SET EXERCISE A: Copy out the passage on Howard County election data word for word, in full.

PASSAGE TO READ:
━━━━━━━━━━━━━━━━

Exploring Howard County election data with R, part 1

The Maryland and Howard County general elections are now over, and we (mostly) know who won. However there’s still one major question I’m waiting on the answer to, namely, what were the relatively proportions of Republicans, Democrats, and unaffiliated and other voters within the total population voting in the general election? If you recall, I previously predicted that Democrats would be 46-47% of those voting in Howard County, Republicans 36%, and unaffiliated and other voters 16-17%. I made a similar prediction for Maryland statewide (54% Democrats, 33% Republicans, and 13% unaffiliated and other). I’m curious to see how close I came to the actual numbers.

━━━━━━━━━━━━━━━━

MATERIAL SHOWN:
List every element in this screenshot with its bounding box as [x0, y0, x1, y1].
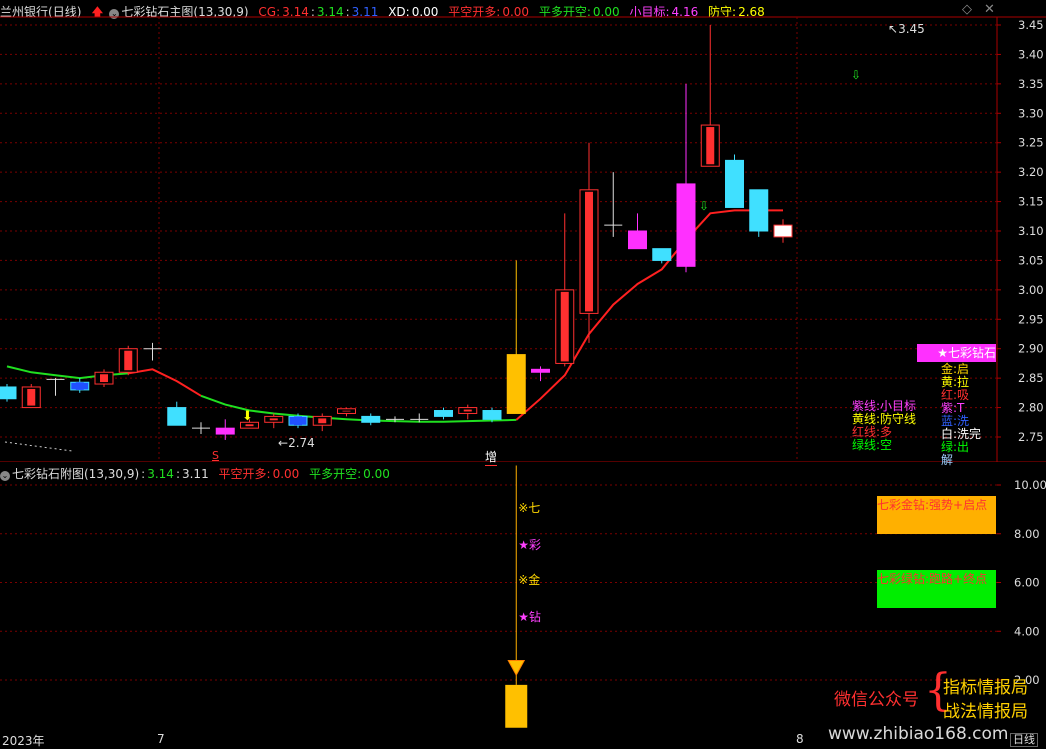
legend-left-list: 紫线:小目标 黄线:防守线 红线:多 绿线:空 — [852, 400, 916, 452]
high-price-label: ↖3.45 — [888, 22, 925, 36]
candle-inner — [463, 409, 472, 412]
candle-body — [482, 410, 502, 420]
candle-body — [628, 230, 647, 250]
s-marker: S — [212, 449, 219, 462]
main-y-tick-label: 3.10 — [1018, 224, 1044, 238]
candle-inner — [27, 388, 36, 406]
main-y-tick-label: 3.25 — [1018, 136, 1044, 150]
sub-y-tick-label: 6.00 — [1014, 576, 1040, 590]
main-y-tick-label: 3.45 — [1018, 18, 1044, 32]
candle-body — [167, 407, 187, 426]
sub-legend-green: 七彩绿钻:跑路+终点 — [877, 570, 996, 608]
main-chart[interactable]: 3.45 3.40 3.35 3.30 3.25 3.20 3.15 3.10 3.05 3.00… — [0, 0, 1046, 462]
main-y-tick-label: 2.80 — [1018, 401, 1044, 415]
sub-y-tick-label: 10.00 — [1014, 478, 1046, 492]
sub-y-tick-label: 4.00 — [1014, 624, 1040, 638]
main-y-tick-label: 2.75 — [1018, 430, 1044, 444]
sub-signal-label: ※金 — [518, 573, 541, 587]
sub-y-tick-label: 8.00 — [1014, 527, 1040, 541]
candle-inner — [318, 418, 327, 424]
x-axis-label-8: 8 — [796, 732, 804, 746]
watermark-url: www.zhibiao168.com — [828, 724, 1009, 744]
candle-inner — [560, 291, 569, 362]
candle-inner — [100, 374, 108, 383]
candle-body — [652, 248, 672, 261]
candle-inner — [342, 410, 351, 412]
candle-body — [506, 354, 526, 414]
candle-body — [215, 427, 235, 435]
sub-signal-label: ※七 — [518, 501, 541, 515]
candle-inner — [585, 191, 593, 312]
main-y-tick-label: 2.90 — [1018, 342, 1044, 356]
dashed-decor-line — [4, 441, 73, 452]
watermark-line2: 战法情报局 — [943, 702, 1028, 722]
main-y-tick-label: 3.20 — [1018, 165, 1044, 179]
sub-signal-label: ★彩 — [518, 538, 542, 552]
low-price-label: ←2.74 — [278, 436, 315, 450]
main-y-tick-label: 2.95 — [1018, 312, 1044, 326]
x-axis-label-7: 7 — [157, 732, 165, 746]
candle-inner — [245, 424, 254, 427]
sub-signal-bar — [505, 684, 528, 728]
candle-body — [0, 386, 17, 400]
main-y-tick-label: 3.30 — [1018, 106, 1044, 120]
candle-body — [773, 224, 793, 238]
candle-body — [676, 183, 696, 267]
sub-signal-label: ★钻 — [518, 610, 542, 624]
main-y-tick-label: 3.00 — [1018, 283, 1044, 297]
main-y-tick-label: 3.35 — [1018, 77, 1044, 91]
candle-body — [531, 368, 550, 373]
legend-title: ★七彩钻石 — [917, 344, 996, 362]
candle-inner — [75, 382, 84, 390]
candle-body — [725, 159, 744, 208]
main-y-tick-label: 3.15 — [1018, 195, 1044, 209]
main-y-tick-label: 3.40 — [1018, 47, 1044, 61]
sell-down-arrow-icon-2: ⇩ — [699, 199, 710, 213]
candle-body — [749, 189, 769, 232]
main-y-tick-label: 2.85 — [1018, 371, 1044, 385]
candle-inner — [124, 350, 133, 371]
sub-legend-gold: 七彩金钻:强势+启点 — [877, 496, 996, 534]
candle-inner — [294, 416, 302, 426]
candle-body — [361, 415, 381, 423]
watermark-line1: 指标情报局 — [943, 678, 1028, 698]
period-button[interactable]: 日线 — [1010, 733, 1038, 747]
watermark-prefix: 微信公众号 — [834, 690, 919, 710]
candle-inner — [269, 418, 278, 421]
trend-line-red-a — [128, 368, 202, 397]
candle-inner — [706, 127, 715, 165]
buy-down-arrow-icon: ⬇ — [242, 409, 253, 424]
x-axis-label-year: 2023年 — [2, 734, 45, 748]
sell-down-arrow-icon: ⇩ — [851, 68, 862, 82]
main-y-tick-label: 3.05 — [1018, 253, 1044, 267]
diamond-icon — [507, 660, 526, 677]
candle-body — [434, 410, 453, 417]
legend-line-item: 绿线:空 — [852, 438, 893, 452]
legend-right-list: 金:启 黄:拉 红:吸 紫:T 蓝:洗 白:洗完 绿:出解 — [941, 363, 981, 467]
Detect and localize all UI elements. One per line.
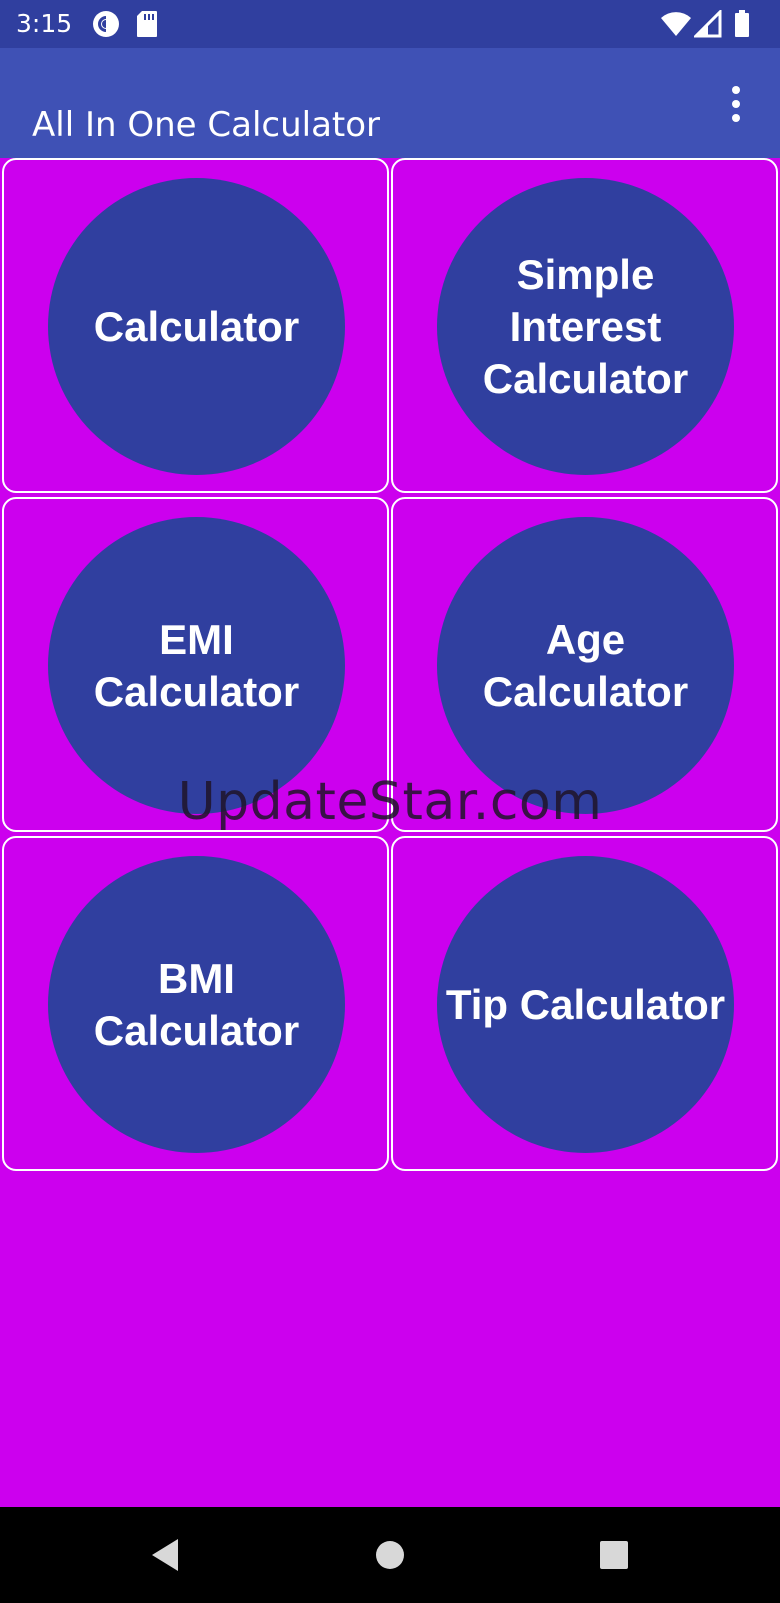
tile-calculator[interactable]: Calculator <box>2 158 389 493</box>
battery-icon <box>734 10 750 42</box>
tile-label: Age Calculator <box>482 615 689 715</box>
tile-circle: Simple Interest Calculator <box>437 178 734 475</box>
tile-circle: Age Calculator <box>437 517 734 814</box>
back-icon <box>152 1539 178 1571</box>
tile-label: Calculator <box>93 302 300 350</box>
wifi-icon <box>660 10 692 42</box>
status-bar: 3:15 <box>0 0 780 48</box>
signal-icon <box>692 8 722 42</box>
tile-label: Simple Interest Calculator <box>482 250 689 402</box>
back-button[interactable] <box>146 1535 186 1575</box>
tile-circle: Tip Calculator <box>437 856 734 1153</box>
home-button[interactable] <box>370 1535 410 1575</box>
tile-label: EMI Calculator <box>93 615 300 715</box>
tile-circle: EMI Calculator <box>48 517 345 814</box>
recents-button[interactable] <box>594 1535 634 1575</box>
home-icon <box>376 1541 404 1569</box>
tile-emi-calculator[interactable]: EMI Calculator <box>2 497 389 832</box>
more-vert-icon <box>732 86 740 122</box>
status-time: 3:15 <box>16 9 73 38</box>
tile-bmi-calculator[interactable]: BMI Calculator <box>2 836 389 1171</box>
sd-card-icon <box>136 10 158 42</box>
tile-circle: Calculator <box>48 178 345 475</box>
tile-simple-interest-calculator[interactable]: Simple Interest Calculator <box>391 158 778 493</box>
navigation-bar <box>0 1507 780 1603</box>
tile-tip-calculator[interactable]: Tip Calculator <box>391 836 778 1171</box>
app-bar: All In One Calculator <box>0 48 780 158</box>
more-options-button[interactable] <box>714 82 758 126</box>
tile-circle: BMI Calculator <box>48 856 345 1153</box>
pocket-casts-icon <box>92 10 120 42</box>
app-title: All In One Calculator <box>32 104 381 145</box>
tile-label: Tip Calculator <box>445 980 726 1028</box>
tile-label: BMI Calculator <box>93 954 300 1054</box>
tile-age-calculator[interactable]: Age Calculator <box>391 497 778 832</box>
recents-icon <box>600 1541 628 1569</box>
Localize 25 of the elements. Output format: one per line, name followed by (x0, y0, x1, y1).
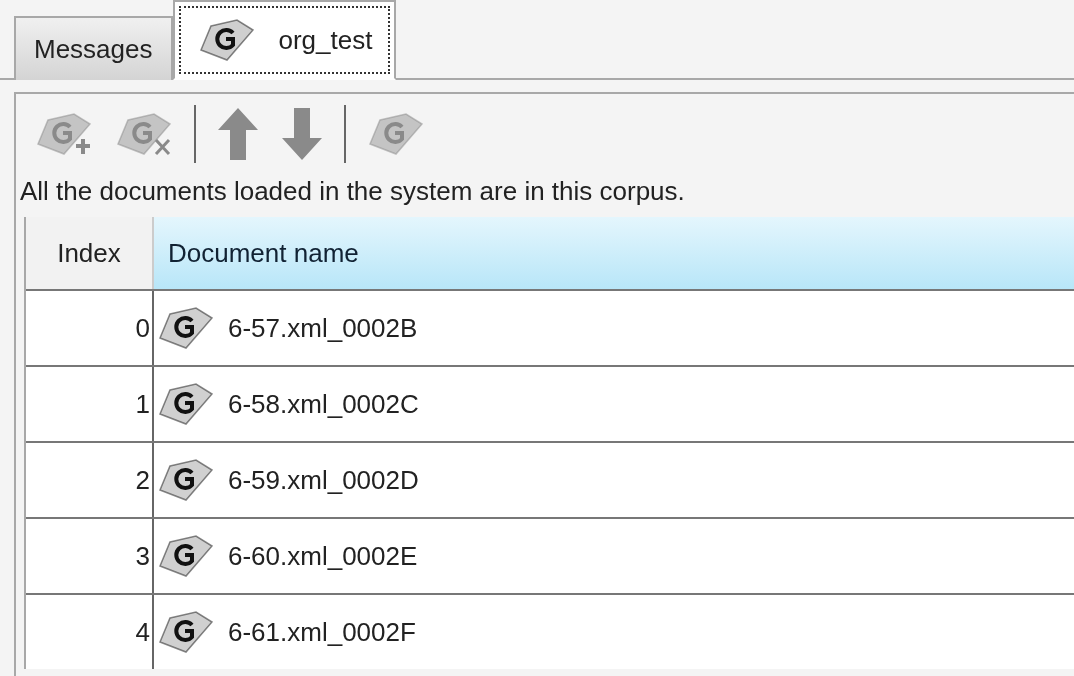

━━━━━━━━━━━━━━━━

SET EXERCISE B: Which lines in the records run from the one containing "legend-left-list: 紫线:小目标 黄线:防守线" through the one containing "main-y-tick-label: 3.20 —", both included? Quote them exactly.

COMPLETE ANSWER A:
Exploring Howard County election data with R, part 1

The Maryland and Howard County general elections are now over, and we (mostly) know who won. However there’s still one major question I’m waiting on the answer to, namely, what were the relatively proportions of Republicans, Democrats, and unaffiliated and other voters within the total population voting in the general election? If you recall, I previously predicted that Democrats would be 46-47% of those voting in Howard County, Republicans 36%, and unaffiliated and other voters 16-17%. I made a similar prediction for Maryland statewide (54% Democrats, 33% Republicans, and 13% unaffiliated and other). I’m curious to see how close I came to the actual numbers.

COMPLETE ANSWER B:
legend-left-list: 紫线:小目标 黄线:防守线 红线:多 绿线:空 — [852, 400, 916, 452]
high-price-label: ↖3.45 — [888, 22, 925, 36]
candle-inner — [463, 409, 472, 412]
candle-body — [482, 410, 502, 420]
candle-body — [628, 230, 647, 250]
s-marker: S — [212, 449, 219, 462]
main-y-tick-label: 3.10 — [1018, 224, 1044, 238]
candle-inner — [27, 388, 36, 406]
main-y-tick-label: 3.25 — [1018, 136, 1044, 150]
sub-y-tick-label: 6.00 — [1014, 576, 1040, 590]
main-y-tick-label: 3.45 — [1018, 18, 1044, 32]
candle-body — [167, 407, 187, 426]
sub-legend-green: 七彩绿钻:跑路+终点 — [877, 570, 996, 608]
main-chart[interactable]: 3.45 3.40 3.35 3.30 3.25 3.20 3.15 3.10 3.05 3.00… — [0, 0, 1046, 462]
main-y-tick-label: 2.80 — [1018, 401, 1044, 415]
sub-y-tick-label: 10.00 — [1014, 478, 1046, 492]
sub-y-tick-label: 4.00 — [1014, 624, 1040, 638]
main-y-tick-label: 2.75 — [1018, 430, 1044, 444]
sub-signal-label: ※金 — [518, 573, 541, 587]
sub-y-tick-label: 8.00 — [1014, 527, 1040, 541]
candle-inner — [318, 418, 327, 424]
x-axis-label-8: 8 — [796, 732, 804, 746]
watermark-url: www.zhibiao168.com — [828, 724, 1009, 744]
candle-inner — [560, 291, 569, 362]
candle-inner — [100, 374, 108, 383]
candle-body — [652, 248, 672, 261]
candle-inner — [342, 410, 351, 412]
candle-body — [506, 354, 526, 414]
candle-body — [215, 427, 235, 435]
sub-signal-label: ※七 — [518, 501, 541, 515]
candle-inner — [585, 191, 593, 312]
main-y-tick-label: 2.90 — [1018, 342, 1044, 356]
dashed-decor-line — [4, 441, 73, 452]
watermark-line2: 战法情报局 — [943, 702, 1028, 722]
main-y-tick-label: 3.20 — [1018, 165, 1044, 179]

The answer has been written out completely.